## What needs to be done
How many lines of these entries hold the string "再向东北走一段就到学校"? Reply with the number alone.

(Recorded data)
════════

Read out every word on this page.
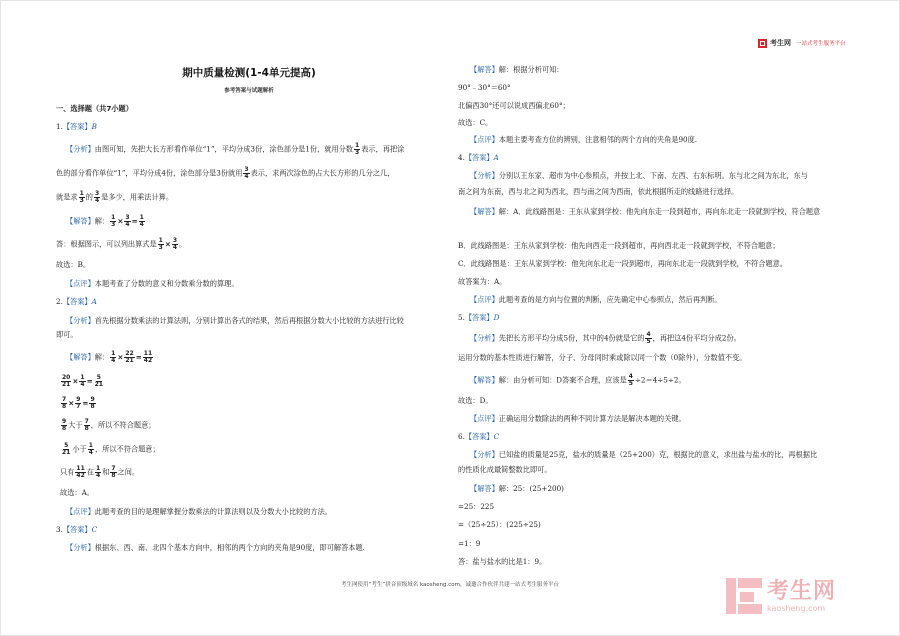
考生网 一站式考生服务平台
期中质量检测(1-4单元提高)
参考答案与试题解析
一、选择题（共7小题）
1.【答案】B
【分析】由图可知，先把大长方形看作单位“1”，平均分成3份，涂色部分是1份，就用分数 $\frac{1}{3}$ 表示，再把涂
色的部分看作单位“1”，平均分成4份，涂色部分是3份就用 $\frac{3}{4}$ 表示，求两次涂色的占大长方形的几分之几，
就是求 $\frac{1}{3}$ 的 $\frac{3}{4}$ 是多少，用乘法计算。
【解答】解： $\frac{1}{3} \times \frac{3}{4} = \frac{1}{4}$
答：根据图示，可以列出算式是 $\frac{1}{3} \times \frac{3}{4}$ 。
故选：B。
【点评】本题考查了分数的意义和分数乘分数的算理。
2.【答案】A
【分析】首先根据分数乘法的计算法则，分别计算出各式的结果，然后再根据分数大小比较的方法进行比较
即可。
【解答】解： $\frac{1}{4} \times \frac{22}{21} = \frac{11}{42}$
$\frac{20}{21} \times \frac{1}{4} = \frac{5}{21}$
$\frac{7}{8} \times \frac{9}{7} = \frac{9}{8}$
$\frac{9}{8}$ 大于 $\frac{7}{8}$ ，所以不符合题意；
$\frac{5}{21}$ 小于 $\frac{1}{4}$ ，所以不符合题意；
只有 $\frac{11}{42}$ 在 $\frac{1}{4}$ 和 $\frac{7}{8}$ 之间。
故选：A。
【点评】此题考查的目的是理解掌握分数乘法的计算法则以及分数大小比较的方法。
3.【答案】C
【分析】根据东、西、南、北四个基本方向中，相邻的两个方向的夹角是90度，即可解答本题.
【解答】解：根据分析可知：
90°﹣30°＝60°
北偏西30°还可以说成西偏北60°；
故选：C。
【点评】本题主要考查方位的辨别，注意相邻的两个方向的夹角是90度.
4.【答案】A
【分析】分别以王东家、超市为中心参照点，并按上北、下南、左西、右东标明。东与北之间为东北，东与
南之间为东南，西与北之间为西北，西与南之间为西南，依此根据所走的线路进行选择。
【解答】解：A．此线路图是：王东从家到学校：他先向东走一段到超市，再向东北走一段就到学校，符合题意
B．此线路图是：王东从家到学校：他先向西走一段到超市，再向西北走一段就到学校，不符合题意；
C．此线路图是：王东从家到学校：他先向东北走一段到超市，再向东北走一段就到学校，不符合题意。
故答案为：A。
【点评】此题考查的是方向与位置的判断，应先确定中心参照点，然后再判断。
5.【答案】D
【分析】先把长方形平均分成5份，其中的4份就是它的 $\frac{4}{5}$ ，再把这4份平均分成2份。
运用分数的基本性质进行解答，分子、分母同时乘或除以同一个数（0除外），分数值不变。
【解答】解：由分析可知：D答案不合理，应该是 $\frac{4}{5} \div 2=4\div 5\div 2$。
故选：D。
【点评】正确运用分数除法的两种不同计算方法是解决本题的关键。
6.【答案】C
【分析】已知盐的质量是25克，盐水的质量是（25+200）克，根据比的意义，求出盐与盐水的比，再根据比
的性质化成最简整数比即可。
【解答】解：25：(25+200)
=25：225
=（25÷25）：(225÷25)
=1：9
答：盐与盐水的比是1：9。
考生网使用“考生”拼音顶级域名 kaosheng.com，诚邀合作伙伴共建一站式考生服务平台	考生网
kaosheng.com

════════

## Correct result
2